Exercise data start
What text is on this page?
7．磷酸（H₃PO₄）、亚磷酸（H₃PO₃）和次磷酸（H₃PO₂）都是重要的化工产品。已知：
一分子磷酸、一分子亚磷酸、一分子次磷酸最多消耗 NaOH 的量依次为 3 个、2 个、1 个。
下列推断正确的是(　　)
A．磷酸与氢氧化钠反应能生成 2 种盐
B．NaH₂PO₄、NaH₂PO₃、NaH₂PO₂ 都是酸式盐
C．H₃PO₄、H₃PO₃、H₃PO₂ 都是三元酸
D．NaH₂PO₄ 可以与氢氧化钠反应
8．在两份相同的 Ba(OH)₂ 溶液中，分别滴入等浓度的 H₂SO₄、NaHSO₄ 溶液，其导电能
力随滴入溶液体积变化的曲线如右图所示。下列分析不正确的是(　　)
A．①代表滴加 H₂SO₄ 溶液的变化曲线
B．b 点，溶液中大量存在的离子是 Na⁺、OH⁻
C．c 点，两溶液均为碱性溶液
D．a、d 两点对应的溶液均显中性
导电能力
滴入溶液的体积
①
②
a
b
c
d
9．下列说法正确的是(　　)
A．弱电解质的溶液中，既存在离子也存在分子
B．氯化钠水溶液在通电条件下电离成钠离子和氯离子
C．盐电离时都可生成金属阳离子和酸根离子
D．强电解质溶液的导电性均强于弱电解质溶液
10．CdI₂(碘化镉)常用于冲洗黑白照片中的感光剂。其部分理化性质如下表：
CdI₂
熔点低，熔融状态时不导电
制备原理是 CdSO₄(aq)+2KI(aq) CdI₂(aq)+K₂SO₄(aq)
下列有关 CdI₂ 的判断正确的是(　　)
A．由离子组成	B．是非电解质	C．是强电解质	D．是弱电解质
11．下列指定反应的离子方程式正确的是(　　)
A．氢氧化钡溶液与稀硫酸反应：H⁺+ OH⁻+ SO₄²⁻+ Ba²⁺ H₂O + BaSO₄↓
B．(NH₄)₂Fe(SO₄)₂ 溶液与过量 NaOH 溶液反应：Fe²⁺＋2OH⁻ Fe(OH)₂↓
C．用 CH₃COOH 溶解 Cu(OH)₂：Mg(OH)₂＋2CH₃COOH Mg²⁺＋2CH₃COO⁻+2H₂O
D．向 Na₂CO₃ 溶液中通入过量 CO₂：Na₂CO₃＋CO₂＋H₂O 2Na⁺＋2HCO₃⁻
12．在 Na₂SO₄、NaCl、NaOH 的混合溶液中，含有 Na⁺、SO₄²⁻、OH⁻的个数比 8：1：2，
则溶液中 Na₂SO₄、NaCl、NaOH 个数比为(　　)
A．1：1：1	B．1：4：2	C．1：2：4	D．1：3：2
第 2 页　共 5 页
Exercise data end
- _Exercise_
Write out every record verbatim.

- _Answer to the task_
What text is on this page?
7．磷酸（H₃PO₄）、亚磷酸（H₃PO₃）和次磷酸（H₃PO₂）都是重要的化工产品。已知：
一分子磷酸、一分子亚磷酸、一分子次磷酸最多消耗 NaOH 的量依次为 3 个、2 个、1 个。
下列推断正确的是(　　)
A．磷酸与氢氧化钠反应能生成 2 种盐
B．NaH₂PO₄、NaH₂PO₃、NaH₂PO₂ 都是酸式盐
C．H₃PO₄、H₃PO₃、H₃PO₂ 都是三元酸
D．NaH₂PO₄ 可以与氢氧化钠反应
8．在两份相同的 Ba(OH)₂ 溶液中，分别滴入等浓度的 H₂SO₄、NaHSO₄ 溶液，其导电能
力随滴入溶液体积变化的曲线如右图所示。下列分析不正确的是(　　)
A．①代表滴加 H₂SO₄ 溶液的变化曲线
B．b 点，溶液中大量存在的离子是 Na⁺、OH⁻
C．c 点，两溶液均为碱性溶液
D．a、d 两点对应的溶液均显中性
导电能力
滴入溶液的体积
①
②
a
b
c
d
9．下列说法正确的是(　　)
A．弱电解质的溶液中，既存在离子也存在分子
B．氯化钠水溶液在通电条件下电离成钠离子和氯离子
C．盐电离时都可生成金属阳离子和酸根离子
D．强电解质溶液的导电性均强于弱电解质溶液
10．CdI₂(碘化镉)常用于冲洗黑白照片中的感光剂。其部分理化性质如下表：
CdI₂
熔点低，熔融状态时不导电
制备原理是 CdSO₄(aq)+2KI(aq) CdI₂(aq)+K₂SO₄(aq)
下列有关 CdI₂ 的判断正确的是(　　)
A．由离子组成	B．是非电解质	C．是强电解质	D．是弱电解质
11．下列指定反应的离子方程式正确的是(　　)
A．氢氧化钡溶液与稀硫酸反应：H⁺+ OH⁻+ SO₄²⁻+ Ba²⁺ H₂O + BaSO₄↓
B．(NH₄)₂Fe(SO₄)₂ 溶液与过量 NaOH 溶液反应：Fe²⁺＋2OH⁻ Fe(OH)₂↓
C．用 CH₃COOH 溶解 Cu(OH)₂：Mg(OH)₂＋2CH₃COOH Mg²⁺＋2CH₃COO⁻+2H₂O
D．向 Na₂CO₃ 溶液中通入过量 CO₂：Na₂CO₃＋CO₂＋H₂O 2Na⁺＋2HCO₃⁻
12．在 Na₂SO₄、NaCl、NaOH 的混合溶液中，含有 Na⁺、SO₄²⁻、OH⁻的个数比 8：1：2，
则溶液中 Na₂SO₄、NaCl、NaOH 个数比为(　　)
A．1：1：1	B．1：4：2	C．1：2：4	D．1：3：2
第 2 页　共 5 页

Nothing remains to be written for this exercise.